## Work to do
Filter this data down to the lines that hold "GOODS", and copy them.

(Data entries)

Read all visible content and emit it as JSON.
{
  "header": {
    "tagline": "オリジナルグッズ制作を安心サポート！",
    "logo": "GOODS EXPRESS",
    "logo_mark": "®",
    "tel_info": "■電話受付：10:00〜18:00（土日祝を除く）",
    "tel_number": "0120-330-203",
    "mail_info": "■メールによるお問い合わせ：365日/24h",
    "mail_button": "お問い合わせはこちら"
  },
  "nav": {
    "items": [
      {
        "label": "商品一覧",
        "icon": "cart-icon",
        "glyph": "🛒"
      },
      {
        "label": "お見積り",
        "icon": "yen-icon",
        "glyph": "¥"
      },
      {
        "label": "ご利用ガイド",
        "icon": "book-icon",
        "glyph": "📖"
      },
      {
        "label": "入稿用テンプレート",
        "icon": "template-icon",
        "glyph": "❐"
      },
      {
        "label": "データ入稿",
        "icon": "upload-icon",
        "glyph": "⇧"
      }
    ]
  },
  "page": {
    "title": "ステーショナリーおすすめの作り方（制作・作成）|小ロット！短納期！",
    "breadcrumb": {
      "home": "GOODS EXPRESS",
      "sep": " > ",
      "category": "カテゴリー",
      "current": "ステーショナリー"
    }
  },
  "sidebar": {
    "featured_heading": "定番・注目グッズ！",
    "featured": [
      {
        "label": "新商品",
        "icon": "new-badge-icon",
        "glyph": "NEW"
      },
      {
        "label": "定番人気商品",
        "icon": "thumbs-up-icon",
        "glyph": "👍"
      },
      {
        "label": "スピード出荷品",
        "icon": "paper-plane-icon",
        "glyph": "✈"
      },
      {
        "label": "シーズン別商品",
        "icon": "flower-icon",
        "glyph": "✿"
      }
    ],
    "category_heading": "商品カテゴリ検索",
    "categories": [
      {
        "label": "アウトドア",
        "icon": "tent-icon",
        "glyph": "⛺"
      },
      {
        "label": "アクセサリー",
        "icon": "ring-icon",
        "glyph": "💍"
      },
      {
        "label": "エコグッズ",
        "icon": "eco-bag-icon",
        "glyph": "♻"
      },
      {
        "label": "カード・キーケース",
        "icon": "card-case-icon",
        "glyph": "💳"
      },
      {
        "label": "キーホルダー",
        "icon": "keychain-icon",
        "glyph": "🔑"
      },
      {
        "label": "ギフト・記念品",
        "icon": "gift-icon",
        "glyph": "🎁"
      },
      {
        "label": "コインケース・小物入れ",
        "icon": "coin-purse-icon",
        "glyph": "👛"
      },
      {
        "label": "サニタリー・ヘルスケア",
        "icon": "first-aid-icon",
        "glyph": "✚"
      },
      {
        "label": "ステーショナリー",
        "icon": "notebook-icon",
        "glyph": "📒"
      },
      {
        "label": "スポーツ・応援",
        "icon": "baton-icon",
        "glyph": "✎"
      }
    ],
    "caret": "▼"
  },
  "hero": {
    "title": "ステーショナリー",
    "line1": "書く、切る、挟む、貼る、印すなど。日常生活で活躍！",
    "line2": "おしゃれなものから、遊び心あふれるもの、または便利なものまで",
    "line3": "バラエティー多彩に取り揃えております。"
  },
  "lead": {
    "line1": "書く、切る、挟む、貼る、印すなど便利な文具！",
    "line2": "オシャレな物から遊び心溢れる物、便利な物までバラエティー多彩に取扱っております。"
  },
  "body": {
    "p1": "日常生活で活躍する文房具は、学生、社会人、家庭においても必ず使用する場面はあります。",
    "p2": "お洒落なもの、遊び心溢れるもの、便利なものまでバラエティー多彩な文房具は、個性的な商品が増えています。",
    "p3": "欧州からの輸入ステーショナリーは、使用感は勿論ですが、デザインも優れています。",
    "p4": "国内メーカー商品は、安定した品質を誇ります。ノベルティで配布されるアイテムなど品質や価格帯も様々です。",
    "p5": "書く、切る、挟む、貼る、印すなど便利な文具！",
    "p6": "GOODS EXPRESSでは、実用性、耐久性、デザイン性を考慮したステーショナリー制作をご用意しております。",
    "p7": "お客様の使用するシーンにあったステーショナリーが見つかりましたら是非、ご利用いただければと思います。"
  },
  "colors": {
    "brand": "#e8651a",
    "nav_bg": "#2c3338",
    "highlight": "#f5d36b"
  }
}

## The answer
    "logo": "GOODS EXPRESS",
      "home": "GOODS EXPRESS",
    "p6": "GOODS EXPRESSでは、実用性、耐久性、デザイン性を考慮したステーショナリー制作をご用意しております。",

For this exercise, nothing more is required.